Given task =
Print all of the lines exactly. Any picture among them stays out.

Collected data =
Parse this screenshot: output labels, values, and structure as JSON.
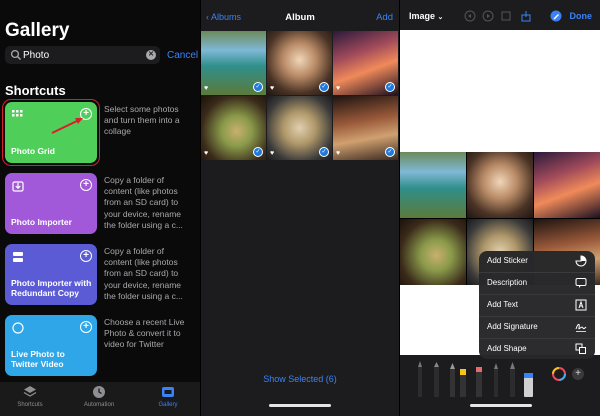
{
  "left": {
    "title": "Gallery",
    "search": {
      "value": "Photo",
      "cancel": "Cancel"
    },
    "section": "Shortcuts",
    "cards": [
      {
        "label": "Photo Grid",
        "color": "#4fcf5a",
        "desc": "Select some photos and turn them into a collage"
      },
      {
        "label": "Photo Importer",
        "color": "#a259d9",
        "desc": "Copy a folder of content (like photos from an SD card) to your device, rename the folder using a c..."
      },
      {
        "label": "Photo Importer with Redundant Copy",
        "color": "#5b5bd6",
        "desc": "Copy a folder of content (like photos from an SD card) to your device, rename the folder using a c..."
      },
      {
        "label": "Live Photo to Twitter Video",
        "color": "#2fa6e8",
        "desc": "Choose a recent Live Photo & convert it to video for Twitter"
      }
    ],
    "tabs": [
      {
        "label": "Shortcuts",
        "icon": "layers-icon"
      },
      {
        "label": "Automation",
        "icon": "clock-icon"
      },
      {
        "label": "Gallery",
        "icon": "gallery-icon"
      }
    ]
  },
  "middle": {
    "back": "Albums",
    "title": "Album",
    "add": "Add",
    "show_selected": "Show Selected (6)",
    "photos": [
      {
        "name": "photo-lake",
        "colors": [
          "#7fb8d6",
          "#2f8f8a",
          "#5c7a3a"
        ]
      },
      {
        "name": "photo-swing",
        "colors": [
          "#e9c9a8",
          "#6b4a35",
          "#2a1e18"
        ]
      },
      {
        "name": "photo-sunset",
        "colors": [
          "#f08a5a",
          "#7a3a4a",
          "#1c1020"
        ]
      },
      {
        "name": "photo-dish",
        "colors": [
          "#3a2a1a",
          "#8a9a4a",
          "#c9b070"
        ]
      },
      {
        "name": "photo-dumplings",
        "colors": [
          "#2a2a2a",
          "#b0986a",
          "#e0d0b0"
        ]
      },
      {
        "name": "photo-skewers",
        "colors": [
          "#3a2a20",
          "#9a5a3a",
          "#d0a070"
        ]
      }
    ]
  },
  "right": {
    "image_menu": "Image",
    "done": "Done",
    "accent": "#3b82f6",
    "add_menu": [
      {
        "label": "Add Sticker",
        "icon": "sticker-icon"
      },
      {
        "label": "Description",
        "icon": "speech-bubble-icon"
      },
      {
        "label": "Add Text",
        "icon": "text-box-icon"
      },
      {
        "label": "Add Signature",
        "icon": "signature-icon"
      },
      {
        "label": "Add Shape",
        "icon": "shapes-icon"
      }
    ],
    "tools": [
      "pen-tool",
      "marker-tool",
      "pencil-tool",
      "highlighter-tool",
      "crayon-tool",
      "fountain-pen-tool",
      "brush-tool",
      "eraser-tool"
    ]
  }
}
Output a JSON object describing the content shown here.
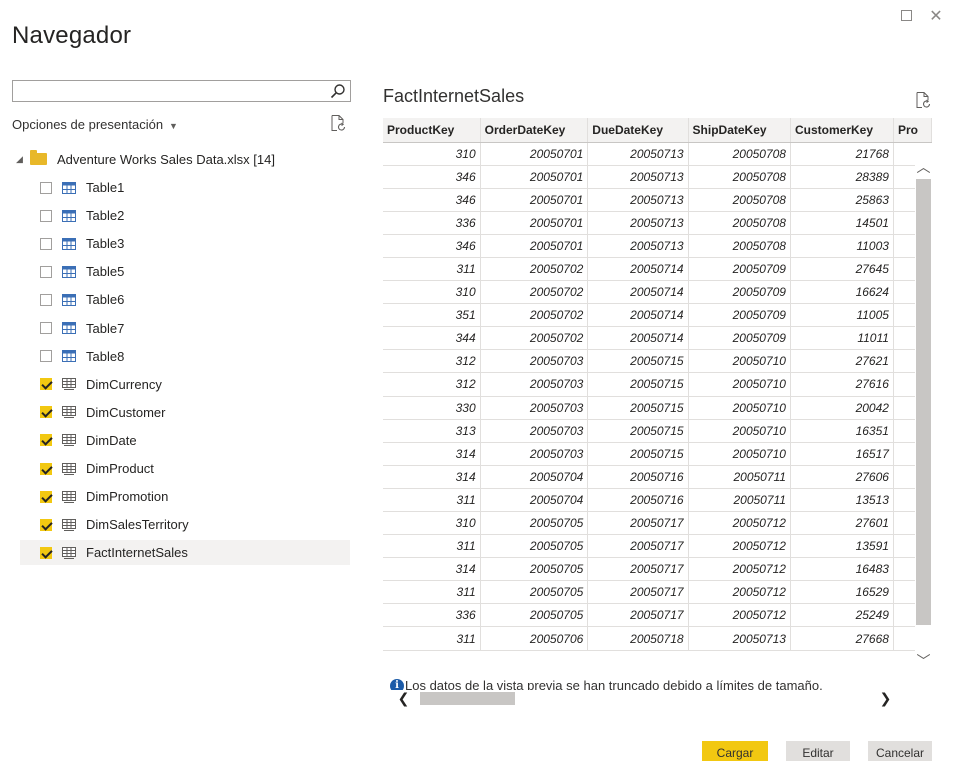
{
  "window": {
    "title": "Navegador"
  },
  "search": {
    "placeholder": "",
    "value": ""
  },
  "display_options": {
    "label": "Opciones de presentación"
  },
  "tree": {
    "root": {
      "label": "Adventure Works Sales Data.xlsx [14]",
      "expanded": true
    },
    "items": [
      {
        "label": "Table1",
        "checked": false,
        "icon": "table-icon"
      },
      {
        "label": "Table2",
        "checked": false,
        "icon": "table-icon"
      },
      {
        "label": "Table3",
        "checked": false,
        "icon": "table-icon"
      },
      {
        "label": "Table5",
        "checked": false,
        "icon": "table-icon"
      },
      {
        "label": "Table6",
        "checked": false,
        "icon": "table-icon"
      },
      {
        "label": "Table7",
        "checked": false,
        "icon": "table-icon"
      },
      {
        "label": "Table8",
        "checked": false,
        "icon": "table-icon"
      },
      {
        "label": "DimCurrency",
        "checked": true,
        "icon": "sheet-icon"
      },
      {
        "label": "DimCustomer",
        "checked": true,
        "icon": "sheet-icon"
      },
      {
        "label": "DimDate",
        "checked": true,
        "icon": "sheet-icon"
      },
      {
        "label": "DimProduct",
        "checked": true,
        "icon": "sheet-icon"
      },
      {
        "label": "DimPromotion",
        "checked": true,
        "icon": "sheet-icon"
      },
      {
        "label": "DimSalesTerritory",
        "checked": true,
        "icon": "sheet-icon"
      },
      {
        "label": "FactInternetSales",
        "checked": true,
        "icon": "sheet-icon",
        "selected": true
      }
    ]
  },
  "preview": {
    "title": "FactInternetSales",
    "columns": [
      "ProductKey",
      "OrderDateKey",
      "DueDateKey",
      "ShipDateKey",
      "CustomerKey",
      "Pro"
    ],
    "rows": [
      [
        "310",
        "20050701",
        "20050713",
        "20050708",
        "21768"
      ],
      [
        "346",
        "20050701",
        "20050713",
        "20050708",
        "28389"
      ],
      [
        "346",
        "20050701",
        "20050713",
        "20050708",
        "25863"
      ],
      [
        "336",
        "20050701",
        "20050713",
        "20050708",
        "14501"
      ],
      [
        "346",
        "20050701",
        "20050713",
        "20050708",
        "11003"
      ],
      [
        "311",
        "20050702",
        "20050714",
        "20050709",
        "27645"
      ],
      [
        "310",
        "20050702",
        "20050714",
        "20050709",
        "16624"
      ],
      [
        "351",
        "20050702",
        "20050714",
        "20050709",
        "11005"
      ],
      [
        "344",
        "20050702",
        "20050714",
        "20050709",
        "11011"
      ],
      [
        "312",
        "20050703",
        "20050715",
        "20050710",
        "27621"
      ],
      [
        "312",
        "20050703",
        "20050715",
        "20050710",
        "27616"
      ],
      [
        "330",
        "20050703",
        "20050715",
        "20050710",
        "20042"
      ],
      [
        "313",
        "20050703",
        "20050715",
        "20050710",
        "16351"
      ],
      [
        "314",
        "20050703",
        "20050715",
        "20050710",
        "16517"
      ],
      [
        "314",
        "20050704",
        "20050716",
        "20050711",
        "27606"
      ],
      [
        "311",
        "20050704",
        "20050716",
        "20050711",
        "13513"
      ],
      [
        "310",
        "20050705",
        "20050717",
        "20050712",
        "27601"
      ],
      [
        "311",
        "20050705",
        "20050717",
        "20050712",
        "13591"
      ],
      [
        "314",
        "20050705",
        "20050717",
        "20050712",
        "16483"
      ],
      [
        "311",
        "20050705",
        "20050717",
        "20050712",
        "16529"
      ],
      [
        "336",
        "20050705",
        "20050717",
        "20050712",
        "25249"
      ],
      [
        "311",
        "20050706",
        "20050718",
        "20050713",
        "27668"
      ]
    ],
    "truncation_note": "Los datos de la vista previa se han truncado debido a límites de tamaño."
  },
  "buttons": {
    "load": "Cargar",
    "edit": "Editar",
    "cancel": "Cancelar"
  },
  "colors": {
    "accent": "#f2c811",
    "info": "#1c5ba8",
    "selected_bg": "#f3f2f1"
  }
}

Response below =
Parse this screenshot: output labels, values, and structure as JSON.
{
  "left": {
    "title": "Gallery",
    "search": {
      "value": "Photo",
      "cancel": "Cancel"
    },
    "section": "Shortcuts",
    "cards": [
      {
        "label": "Photo Grid",
        "color": "#4fcf5a",
        "desc": "Select some photos and turn them into a collage"
      },
      {
        "label": "Photo Importer",
        "color": "#a259d9",
        "desc": "Copy a folder of content (like photos from an SD card) to your device, rename the folder using a c..."
      },
      {
        "label": "Photo Importer with Redundant Copy",
        "color": "#5b5bd6",
        "desc": "Copy a folder of content (like photos from an SD card) to your device, rename the folder using a c..."
      },
      {
        "label": "Live Photo to Twitter Video",
        "color": "#2fa6e8",
        "desc": "Choose a recent Live Photo & convert it to video for Twitter"
      }
    ],
    "tabs": [
      {
        "label": "Shortcuts",
        "icon": "layers-icon"
      },
      {
        "label": "Automation",
        "icon": "clock-icon"
      },
      {
        "label": "Gallery",
        "icon": "gallery-icon"
      }
    ]
  },
  "middle": {
    "back": "Albums",
    "title": "Album",
    "add": "Add",
    "show_selected": "Show Selected (6)",
    "photos": [
      {
        "name": "photo-lake",
        "colors": [
          "#7fb8d6",
          "#2f8f8a",
          "#5c7a3a"
        ]
      },
      {
        "name": "photo-swing",
        "colors": [
          "#e9c9a8",
          "#6b4a35",
          "#2a1e18"
        ]
      },
      {
        "name": "photo-sunset",
        "colors": [
          "#f08a5a",
          "#7a3a4a",
          "#1c1020"
        ]
      },
      {
        "name": "photo-dish",
        "colors": [
          "#3a2a1a",
          "#8a9a4a",
          "#c9b070"
        ]
      },
      {
        "name": "photo-dumplings",
        "colors": [
          "#2a2a2a",
          "#b0986a",
          "#e0d0b0"
        ]
      },
      {
        "name": "photo-skewers",
        "colors": [
          "#3a2a20",
          "#9a5a3a",
          "#d0a070"
        ]
      }
    ]
  },
  "right": {
    "image_menu": "Image",
    "done": "Done",
    "accent": "#3b82f6",
    "add_menu": [
      {
        "label": "Add Sticker",
        "icon": "sticker-icon"
      },
      {
        "label": "Description",
        "icon": "speech-bubble-icon"
      },
      {
        "label": "Add Text",
        "icon": "text-box-icon"
      },
      {
        "label": "Add Signature",
        "icon": "signature-icon"
      },
      {
        "label": "Add Shape",
        "icon": "shapes-icon"
      }
    ],
    "tools": [
      "pen-tool",
      "marker-tool",
      "pencil-tool",
      "highlighter-tool",
      "crayon-tool",
      "fountain-pen-tool",
      "brush-tool",
      "eraser-tool"
    ]
  }
}
Output a JSON object describing the content shown here.
{
  "window": {
    "title": "Navegador"
  },
  "search": {
    "placeholder": "",
    "value": ""
  },
  "display_options": {
    "label": "Opciones de presentación"
  },
  "tree": {
    "root": {
      "label": "Adventure Works Sales Data.xlsx [14]",
      "expanded": true
    },
    "items": [
      {
        "label": "Table1",
        "checked": false,
        "icon": "table-icon"
      },
      {
        "label": "Table2",
        "checked": false,
        "icon": "table-icon"
      },
      {
        "label": "Table3",
        "checked": false,
        "icon": "table-icon"
      },
      {
        "label": "Table5",
        "checked": false,
        "icon": "table-icon"
      },
      {
        "label": "Table6",
        "checked": false,
        "icon": "table-icon"
      },
      {
        "label": "Table7",
        "checked": false,
        "icon": "table-icon"
      },
      {
        "label": "Table8",
        "checked": false,
        "icon": "table-icon"
      },
      {
        "label": "DimCurrency",
        "checked": true,
        "icon": "sheet-icon"
      },
      {
        "label": "DimCustomer",
        "checked": true,
        "icon": "sheet-icon"
      },
      {
        "label": "DimDate",
        "checked": true,
        "icon": "sheet-icon"
      },
      {
        "label": "DimProduct",
        "checked": true,
        "icon": "sheet-icon"
      },
      {
        "label": "DimPromotion",
        "checked": true,
        "icon": "sheet-icon"
      },
      {
        "label": "DimSalesTerritory",
        "checked": true,
        "icon": "sheet-icon"
      },
      {
        "label": "FactInternetSales",
        "checked": true,
        "icon": "sheet-icon",
        "selected": true
      }
    ]
  },
  "preview": {
    "title": "FactInternetSales",
    "columns": [
      "ProductKey",
      "OrderDateKey",
      "DueDateKey",
      "ShipDateKey",
      "CustomerKey",
      "Pro"
    ],
    "rows": [
      [
        "310",
        "20050701",
        "20050713",
        "20050708",
        "21768"
      ],
      [
        "346",
        "20050701",
        "20050713",
        "20050708",
        "28389"
      ],
      [
        "346",
        "20050701",
        "20050713",
        "20050708",
        "25863"
      ],
      [
        "336",
        "20050701",
        "20050713",
        "20050708",
        "14501"
      ],
      [
        "346",
        "20050701",
        "20050713",
        "20050708",
        "11003"
      ],
      [
        "311",
        "20050702",
        "20050714",
        "20050709",
        "27645"
      ],
      [
        "310",
        "20050702",
        "20050714",
        "20050709",
        "16624"
      ],
      [
        "351",
        "20050702",
        "20050714",
        "20050709",
        "11005"
      ],
      [
        "344",
        "20050702",
        "20050714",
        "20050709",
        "11011"
      ],
      [
        "312",
        "20050703",
        "20050715",
        "20050710",
        "27621"
      ],
      [
        "312",
        "20050703",
        "20050715",
        "20050710",
        "27616"
      ],
      [
        "330",
        "20050703",
        "20050715",
        "20050710",
        "20042"
      ],
      [
        "313",
        "20050703",
        "20050715",
        "20050710",
        "16351"
      ],
      [
        "314",
        "20050703",
        "20050715",
        "20050710",
        "16517"
      ],
      [
        "314",
        "20050704",
        "20050716",
        "20050711",
        "27606"
      ],
      [
        "311",
        "20050704",
        "20050716",
        "20050711",
        "13513"
      ],
      [
        "310",
        "20050705",
        "20050717",
        "20050712",
        "27601"
      ],
      [
        "311",
        "20050705",
        "20050717",
        "20050712",
        "13591"
      ],
      [
        "314",
        "20050705",
        "20050717",
        "20050712",
        "16483"
      ],
      [
        "311",
        "20050705",
        "20050717",
        "20050712",
        "16529"
      ],
      [
        "336",
        "20050705",
        "20050717",
        "20050712",
        "25249"
      ],
      [
        "311",
        "20050706",
        "20050718",
        "20050713",
        "27668"
      ]
    ],
    "truncation_note": "Los datos de la vista previa se han truncado debido a límites de tamaño."
  },
  "buttons": {
    "load": "Cargar",
    "edit": "Editar",
    "cancel": "Cancelar"
  },
  "colors": {
    "accent": "#f2c811",
    "info": "#1c5ba8",
    "selected_bg": "#f3f2f1"
  }
}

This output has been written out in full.